EXERCISE AIM
Transcribe the records that follow. Keep every word exactly, and drop the pictures.

Stored data entries:
□ □ □ □ □ □ □

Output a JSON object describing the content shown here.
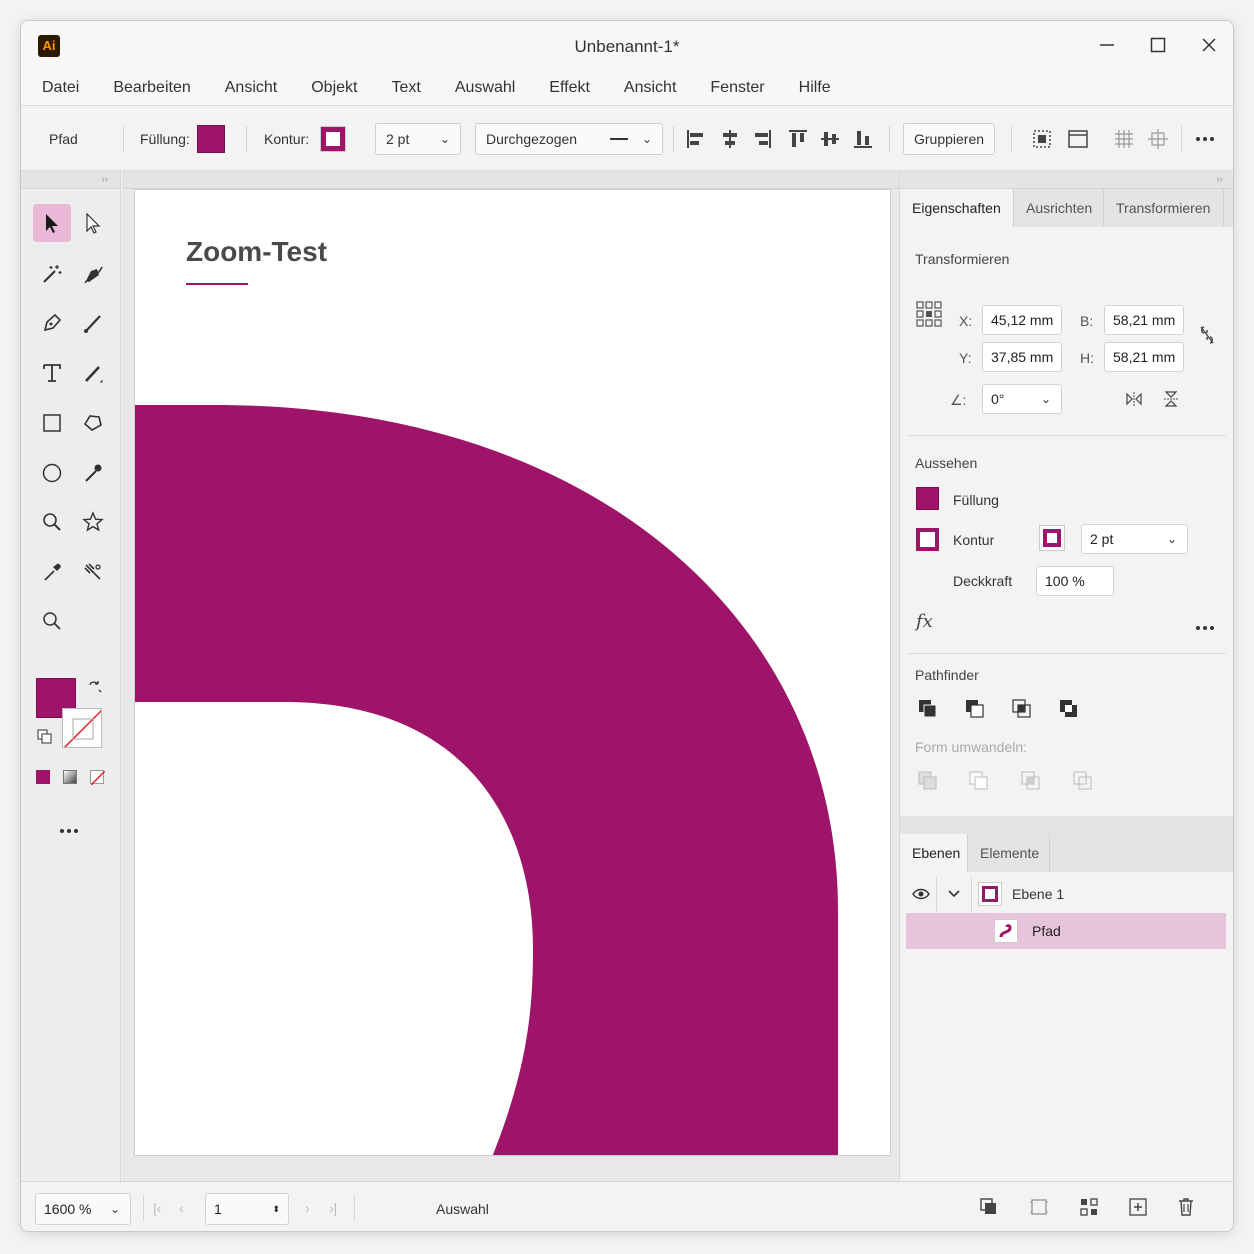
{
  "window": {
    "title": "Unbenannt-1*",
    "app_icon_text": "Ai"
  },
  "menu": [
    "Datei",
    "Bearbeiten",
    "Ansicht",
    "Objekt",
    "Text",
    "Auswahl",
    "Effekt",
    "Ansicht",
    "Fenster",
    "Hilfe"
  ],
  "controlbar": {
    "object_type": "Pfad",
    "fill_label": "Füllung:",
    "stroke_label": "Kontur:",
    "stroke_weight": "2 pt",
    "stroke_style": "Durchgezogen",
    "group_button": "Gruppieren"
  },
  "colors": {
    "accent": "#9e1468",
    "active_tool_bg": "#e8b8d6",
    "selected_layer_bg": "#e6c4d9"
  },
  "artboard": {
    "heading": "Zoom-Test"
  },
  "properties": {
    "tabs": [
      "Eigenschaften",
      "Ausrichten",
      "Transformieren"
    ],
    "transform_title": "Transformieren",
    "x_label": "X:",
    "x_value": "45,12 mm",
    "y_label": "Y:",
    "y_value": "37,85 mm",
    "w_label": "B:",
    "w_value": "58,21 mm",
    "h_label": "H:",
    "h_value": "58,21 mm",
    "angle_label": "∠:",
    "angle_value": "0°",
    "appearance_title": "Aussehen",
    "fill_label": "Füllung",
    "stroke_label": "Kontur",
    "stroke_weight": "2 pt",
    "opacity_label": "Deckkraft",
    "opacity_value": "100 %",
    "fx_label": "fx",
    "pathfinder_title": "Pathfinder",
    "shape_modes_title": "Form umwandeln:"
  },
  "layers": {
    "tabs": [
      "Ebenen",
      "Elemente"
    ],
    "layer_name": "Ebene 1",
    "sublayer_name": "Pfad"
  },
  "status": {
    "zoom": "1600 %",
    "artboard_number": "1",
    "tool_name": "Auswahl"
  }
}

□ □ □ □ □ □ □

PROBLEM SOLUTION
Output a JSON object describing the content shown here.
{
  "window": {
    "title": "Unbenannt-1*",
    "app_icon_text": "Ai"
  },
  "menu": [
    "Datei",
    "Bearbeiten",
    "Ansicht",
    "Objekt",
    "Text",
    "Auswahl",
    "Effekt",
    "Ansicht",
    "Fenster",
    "Hilfe"
  ],
  "controlbar": {
    "object_type": "Pfad",
    "fill_label": "Füllung:",
    "stroke_label": "Kontur:",
    "stroke_weight": "2 pt",
    "stroke_style": "Durchgezogen",
    "group_button": "Gruppieren"
  },
  "colors": {
    "accent": "#9e1468",
    "active_tool_bg": "#e8b8d6",
    "selected_layer_bg": "#e6c4d9"
  },
  "artboard": {
    "heading": "Zoom-Test"
  },
  "properties": {
    "tabs": [
      "Eigenschaften",
      "Ausrichten",
      "Transformieren"
    ],
    "transform_title": "Transformieren",
    "x_label": "X:",
    "x_value": "45,12 mm",
    "y_label": "Y:",
    "y_value": "37,85 mm",
    "w_label": "B:",
    "w_value": "58,21 mm",
    "h_label": "H:",
    "h_value": "58,21 mm",
    "angle_label": "∠:",
    "angle_value": "0°",
    "appearance_title": "Aussehen",
    "fill_label": "Füllung",
    "stroke_label": "Kontur",
    "stroke_weight": "2 pt",
    "opacity_label": "Deckkraft",
    "opacity_value": "100 %",
    "fx_label": "fx",
    "pathfinder_title": "Pathfinder",
    "shape_modes_title": "Form umwandeln:"
  },
  "layers": {
    "tabs": [
      "Ebenen",
      "Elemente"
    ],
    "layer_name": "Ebene 1",
    "sublayer_name": "Pfad"
  },
  "status": {
    "zoom": "1600 %",
    "artboard_number": "1",
    "tool_name": "Auswahl"
  }
}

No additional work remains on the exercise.